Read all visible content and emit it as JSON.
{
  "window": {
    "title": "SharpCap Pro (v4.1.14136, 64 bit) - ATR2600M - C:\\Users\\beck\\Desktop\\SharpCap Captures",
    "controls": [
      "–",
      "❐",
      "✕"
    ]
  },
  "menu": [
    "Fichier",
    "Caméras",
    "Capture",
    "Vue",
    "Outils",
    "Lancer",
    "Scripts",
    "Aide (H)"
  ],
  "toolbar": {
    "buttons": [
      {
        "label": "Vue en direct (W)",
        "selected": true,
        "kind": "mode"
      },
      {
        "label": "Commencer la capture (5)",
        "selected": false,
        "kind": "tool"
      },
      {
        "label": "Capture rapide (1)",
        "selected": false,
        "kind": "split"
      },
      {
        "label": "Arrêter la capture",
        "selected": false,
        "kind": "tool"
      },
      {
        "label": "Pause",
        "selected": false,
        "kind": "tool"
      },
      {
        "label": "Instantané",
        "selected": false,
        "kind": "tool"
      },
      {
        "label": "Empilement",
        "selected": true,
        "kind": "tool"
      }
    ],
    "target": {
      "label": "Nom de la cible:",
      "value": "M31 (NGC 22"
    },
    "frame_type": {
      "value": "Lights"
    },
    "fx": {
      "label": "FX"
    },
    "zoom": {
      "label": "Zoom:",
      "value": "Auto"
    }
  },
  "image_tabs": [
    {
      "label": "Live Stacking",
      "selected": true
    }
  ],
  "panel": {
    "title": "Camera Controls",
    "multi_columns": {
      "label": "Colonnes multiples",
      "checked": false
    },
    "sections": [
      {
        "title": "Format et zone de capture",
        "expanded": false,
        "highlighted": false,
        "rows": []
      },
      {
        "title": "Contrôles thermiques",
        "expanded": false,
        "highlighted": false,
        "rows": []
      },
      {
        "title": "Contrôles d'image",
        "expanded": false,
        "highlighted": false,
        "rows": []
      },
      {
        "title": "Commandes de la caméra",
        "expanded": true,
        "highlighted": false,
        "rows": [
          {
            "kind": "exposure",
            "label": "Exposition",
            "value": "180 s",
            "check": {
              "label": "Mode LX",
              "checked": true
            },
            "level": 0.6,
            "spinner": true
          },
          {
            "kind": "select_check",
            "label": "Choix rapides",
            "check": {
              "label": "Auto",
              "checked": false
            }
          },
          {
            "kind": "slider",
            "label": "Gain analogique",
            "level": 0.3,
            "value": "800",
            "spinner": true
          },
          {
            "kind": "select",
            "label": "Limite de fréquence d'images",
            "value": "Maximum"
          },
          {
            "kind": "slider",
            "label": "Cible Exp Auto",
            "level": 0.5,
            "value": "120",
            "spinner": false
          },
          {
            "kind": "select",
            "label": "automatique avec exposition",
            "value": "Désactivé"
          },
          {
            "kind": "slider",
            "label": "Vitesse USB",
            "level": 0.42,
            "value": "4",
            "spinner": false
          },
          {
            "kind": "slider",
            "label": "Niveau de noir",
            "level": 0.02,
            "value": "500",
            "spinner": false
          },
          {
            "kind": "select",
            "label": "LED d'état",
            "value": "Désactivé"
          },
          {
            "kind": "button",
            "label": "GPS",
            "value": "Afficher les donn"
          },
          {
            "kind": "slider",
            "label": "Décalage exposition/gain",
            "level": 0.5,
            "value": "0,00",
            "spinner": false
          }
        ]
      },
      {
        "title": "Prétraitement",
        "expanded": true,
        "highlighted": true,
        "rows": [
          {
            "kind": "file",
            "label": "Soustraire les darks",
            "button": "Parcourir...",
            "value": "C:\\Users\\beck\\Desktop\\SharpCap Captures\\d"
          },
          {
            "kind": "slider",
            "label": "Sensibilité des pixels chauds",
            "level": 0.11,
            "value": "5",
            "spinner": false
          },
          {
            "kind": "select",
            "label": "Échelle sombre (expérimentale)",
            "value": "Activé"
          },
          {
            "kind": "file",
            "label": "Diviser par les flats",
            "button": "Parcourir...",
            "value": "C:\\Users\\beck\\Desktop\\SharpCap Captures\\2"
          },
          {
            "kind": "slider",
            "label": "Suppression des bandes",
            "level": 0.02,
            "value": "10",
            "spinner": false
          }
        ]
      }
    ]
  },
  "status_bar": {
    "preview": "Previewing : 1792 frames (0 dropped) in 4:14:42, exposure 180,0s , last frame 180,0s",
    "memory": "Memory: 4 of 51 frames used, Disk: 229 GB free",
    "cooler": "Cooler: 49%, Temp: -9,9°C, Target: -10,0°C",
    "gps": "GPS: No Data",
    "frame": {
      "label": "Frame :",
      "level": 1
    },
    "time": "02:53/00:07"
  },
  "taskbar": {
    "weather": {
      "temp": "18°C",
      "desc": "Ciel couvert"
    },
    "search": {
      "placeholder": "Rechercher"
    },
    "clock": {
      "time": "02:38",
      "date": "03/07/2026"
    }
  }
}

========

> **Work to do**:
Without omitting anything, output the entries exactly.

> **Solved exercise**:
Read all visible content and emit it as JSON.
{
  "window": {
    "title": "SharpCap Pro (v4.1.14136, 64 bit) - ATR2600M - C:\\Users\\beck\\Desktop\\SharpCap Captures",
    "controls": [
      "–",
      "❐",
      "✕"
    ]
  },
  "menu": [
    "Fichier",
    "Caméras",
    "Capture",
    "Vue",
    "Outils",
    "Lancer",
    "Scripts",
    "Aide (H)"
  ],
  "toolbar": {
    "buttons": [
      {
        "label": "Vue en direct (W)",
        "selected": true,
        "kind": "mode"
      },
      {
        "label": "Commencer la capture (5)",
        "selected": false,
        "kind": "tool"
      },
      {
        "label": "Capture rapide (1)",
        "selected": false,
        "kind": "split"
      },
      {
        "label": "Arrêter la capture",
        "selected": false,
        "kind": "tool"
      },
      {
        "label": "Pause",
        "selected": false,
        "kind": "tool"
      },
      {
        "label": "Instantané",
        "selected": false,
        "kind": "tool"
      },
      {
        "label": "Empilement",
        "selected": true,
        "kind": "tool"
      }
    ],
    "target": {
      "label": "Nom de la cible:",
      "value": "M31 (NGC 22"
    },
    "frame_type": {
      "value": "Lights"
    },
    "fx": {
      "label": "FX"
    },
    "zoom": {
      "label": "Zoom:",
      "value": "Auto"
    }
  },
  "image_tabs": [
    {
      "label": "Live Stacking",
      "selected": true
    }
  ],
  "panel": {
    "title": "Camera Controls",
    "multi_columns": {
      "label": "Colonnes multiples",
      "checked": false
    },
    "sections": [
      {
        "title": "Format et zone de capture",
        "expanded": false,
        "highlighted": false,
        "rows": []
      },
      {
        "title": "Contrôles thermiques",
        "expanded": false,
        "highlighted": false,
        "rows": []
      },
      {
        "title": "Contrôles d'image",
        "expanded": false,
        "highlighted": false,
        "rows": []
      },
      {
        "title": "Commandes de la caméra",
        "expanded": true,
        "highlighted": false,
        "rows": [
          {
            "kind": "exposure",
            "label": "Exposition",
            "value": "180 s",
            "check": {
              "label": "Mode LX",
              "checked": true
            },
            "level": 0.6,
            "spinner": true
          },
          {
            "kind": "select_check",
            "label": "Choix rapides",
            "check": {
              "label": "Auto",
              "checked": false
            }
          },
          {
            "kind": "slider",
            "label": "Gain analogique",
            "level": 0.3,
            "value": "800",
            "spinner": true
          },
          {
            "kind": "select",
            "label": "Limite de fréquence d'images",
            "value": "Maximum"
          },
          {
            "kind": "slider",
            "label": "Cible Exp Auto",
            "level": 0.5,
            "value": "120",
            "spinner": false
          },
          {
            "kind": "select",
            "label": "automatique avec exposition",
            "value": "Désactivé"
          },
          {
            "kind": "slider",
            "label": "Vitesse USB",
            "level": 0.42,
            "value": "4",
            "spinner": false
          },
          {
            "kind": "slider",
            "label": "Niveau de noir",
            "level": 0.02,
            "value": "500",
            "spinner": false
          },
          {
            "kind": "select",
            "label": "LED d'état",
            "value": "Désactivé"
          },
          {
            "kind": "button",
            "label": "GPS",
            "value": "Afficher les donn"
          },
          {
            "kind": "slider",
            "label": "Décalage exposition/gain",
            "level": 0.5,
            "value": "0,00",
            "spinner": false
          }
        ]
      },
      {
        "title": "Prétraitement",
        "expanded": true,
        "highlighted": true,
        "rows": [
          {
            "kind": "file",
            "label": "Soustraire les darks",
            "button": "Parcourir...",
            "value": "C:\\Users\\beck\\Desktop\\SharpCap Captures\\d"
          },
          {
            "kind": "slider",
            "label": "Sensibilité des pixels chauds",
            "level": 0.11,
            "value": "5",
            "spinner": false
          },
          {
            "kind": "select",
            "label": "Échelle sombre (expérimentale)",
            "value": "Activé"
          },
          {
            "kind": "file",
            "label": "Diviser par les flats",
            "button": "Parcourir...",
            "value": "C:\\Users\\beck\\Desktop\\SharpCap Captures\\2"
          },
          {
            "kind": "slider",
            "label": "Suppression des bandes",
            "level": 0.02,
            "value": "10",
            "spinner": false
          }
        ]
      }
    ]
  },
  "status_bar": {
    "preview": "Previewing : 1792 frames (0 dropped) in 4:14:42, exposure 180,0s , last frame 180,0s",
    "memory": "Memory: 4 of 51 frames used, Disk: 229 GB free",
    "cooler": "Cooler: 49%, Temp: -9,9°C, Target: -10,0°C",
    "gps": "GPS: No Data",
    "frame": {
      "label": "Frame :",
      "level": 1
    },
    "time": "02:53/00:07"
  },
  "taskbar": {
    "weather": {
      "temp": "18°C",
      "desc": "Ciel couvert"
    },
    "search": {
      "placeholder": "Rechercher"
    },
    "clock": {
      "time": "02:38",
      "date": "03/07/2026"
    }
  }
}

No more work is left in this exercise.